* _Work to do_
Count every line that holds the string "this", then give that number alone.

**** Record set ****

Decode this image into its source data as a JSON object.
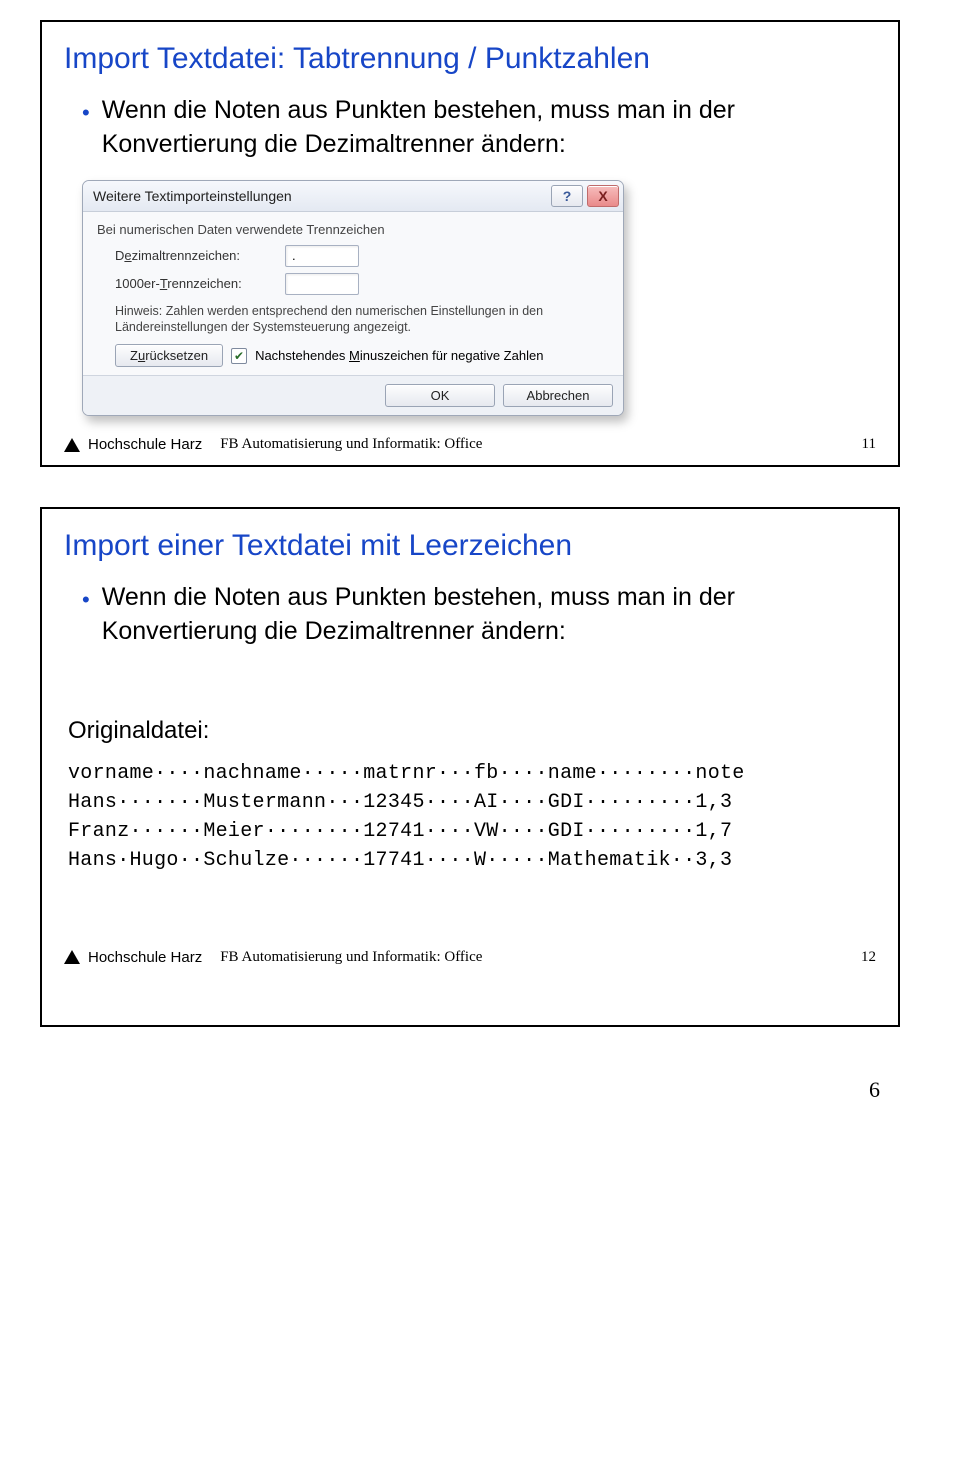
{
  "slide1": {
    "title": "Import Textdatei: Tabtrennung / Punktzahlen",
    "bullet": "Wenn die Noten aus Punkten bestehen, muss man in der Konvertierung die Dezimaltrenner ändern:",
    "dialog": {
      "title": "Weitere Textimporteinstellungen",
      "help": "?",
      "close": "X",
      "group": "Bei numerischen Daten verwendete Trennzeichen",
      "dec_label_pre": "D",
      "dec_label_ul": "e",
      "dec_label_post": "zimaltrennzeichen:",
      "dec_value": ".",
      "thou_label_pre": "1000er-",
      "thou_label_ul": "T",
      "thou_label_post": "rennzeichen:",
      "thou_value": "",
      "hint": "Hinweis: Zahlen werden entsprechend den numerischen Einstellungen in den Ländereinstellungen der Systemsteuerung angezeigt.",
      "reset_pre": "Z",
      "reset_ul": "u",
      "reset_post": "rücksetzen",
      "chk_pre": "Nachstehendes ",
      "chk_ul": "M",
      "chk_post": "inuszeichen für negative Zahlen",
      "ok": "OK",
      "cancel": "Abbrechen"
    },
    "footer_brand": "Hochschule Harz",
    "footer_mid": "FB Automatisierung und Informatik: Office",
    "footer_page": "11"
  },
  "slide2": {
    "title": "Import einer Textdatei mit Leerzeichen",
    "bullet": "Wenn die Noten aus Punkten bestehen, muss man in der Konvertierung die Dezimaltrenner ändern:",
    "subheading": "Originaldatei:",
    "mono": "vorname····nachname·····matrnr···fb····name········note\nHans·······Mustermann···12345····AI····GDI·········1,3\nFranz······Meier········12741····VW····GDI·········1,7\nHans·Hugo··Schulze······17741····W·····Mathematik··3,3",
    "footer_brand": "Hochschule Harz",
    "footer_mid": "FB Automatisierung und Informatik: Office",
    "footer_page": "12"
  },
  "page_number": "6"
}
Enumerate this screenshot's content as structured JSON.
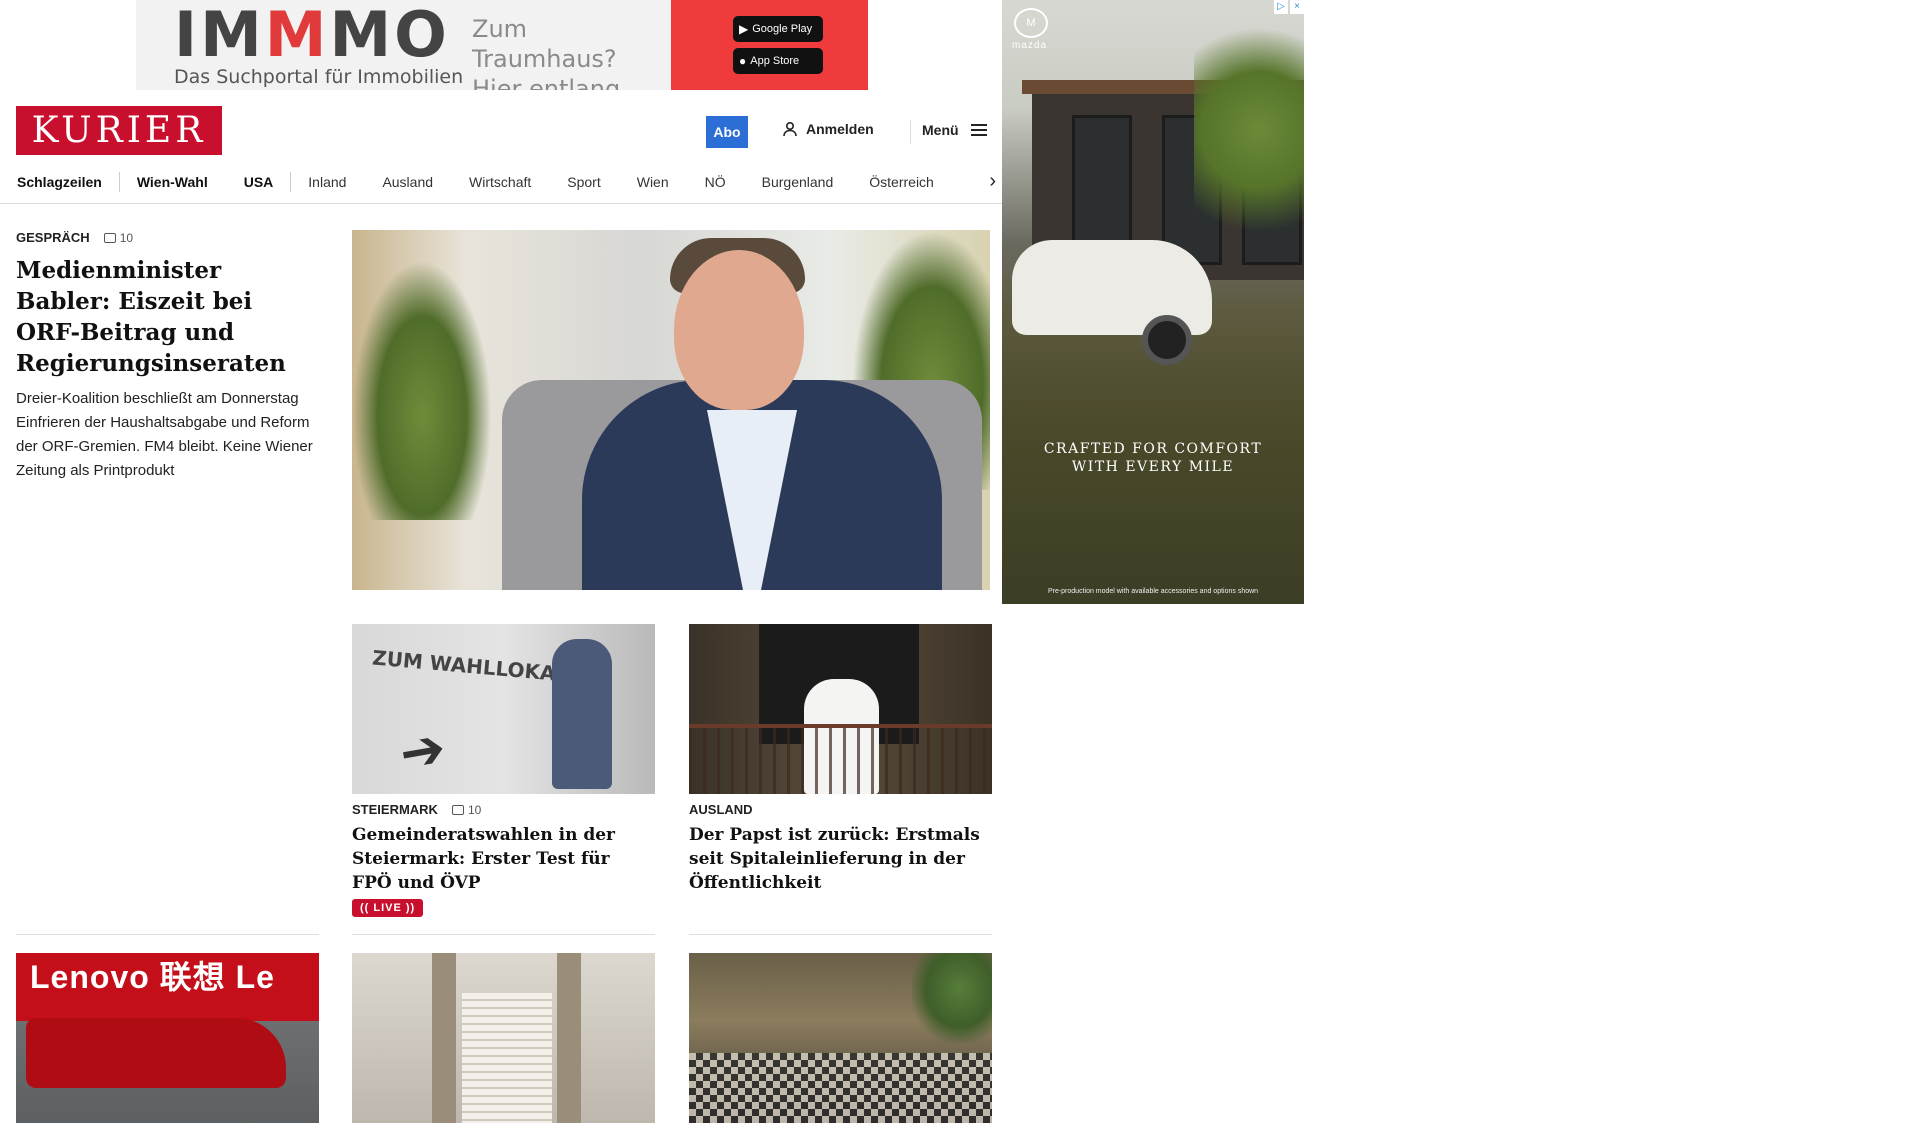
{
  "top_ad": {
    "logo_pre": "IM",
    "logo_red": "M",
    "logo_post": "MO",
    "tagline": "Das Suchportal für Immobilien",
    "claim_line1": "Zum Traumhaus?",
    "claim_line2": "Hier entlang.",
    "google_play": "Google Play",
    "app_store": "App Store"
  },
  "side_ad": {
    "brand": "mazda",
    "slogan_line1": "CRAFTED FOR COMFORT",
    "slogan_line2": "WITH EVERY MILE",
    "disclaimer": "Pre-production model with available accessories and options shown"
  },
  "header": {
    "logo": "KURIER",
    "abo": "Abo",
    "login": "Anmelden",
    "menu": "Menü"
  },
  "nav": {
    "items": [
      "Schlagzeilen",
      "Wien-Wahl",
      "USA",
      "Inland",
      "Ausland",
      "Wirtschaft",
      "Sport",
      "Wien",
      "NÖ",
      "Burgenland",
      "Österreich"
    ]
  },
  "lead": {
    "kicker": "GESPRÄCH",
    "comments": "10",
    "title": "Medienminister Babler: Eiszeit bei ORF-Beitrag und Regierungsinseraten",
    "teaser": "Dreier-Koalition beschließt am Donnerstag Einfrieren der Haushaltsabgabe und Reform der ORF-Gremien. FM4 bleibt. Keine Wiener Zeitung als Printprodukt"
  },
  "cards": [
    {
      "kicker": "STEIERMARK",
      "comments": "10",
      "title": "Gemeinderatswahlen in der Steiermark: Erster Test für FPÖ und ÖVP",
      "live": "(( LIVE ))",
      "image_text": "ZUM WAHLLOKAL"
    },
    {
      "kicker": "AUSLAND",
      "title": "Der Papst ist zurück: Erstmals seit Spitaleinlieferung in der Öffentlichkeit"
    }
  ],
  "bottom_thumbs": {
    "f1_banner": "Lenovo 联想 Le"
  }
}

****

* _The result_
2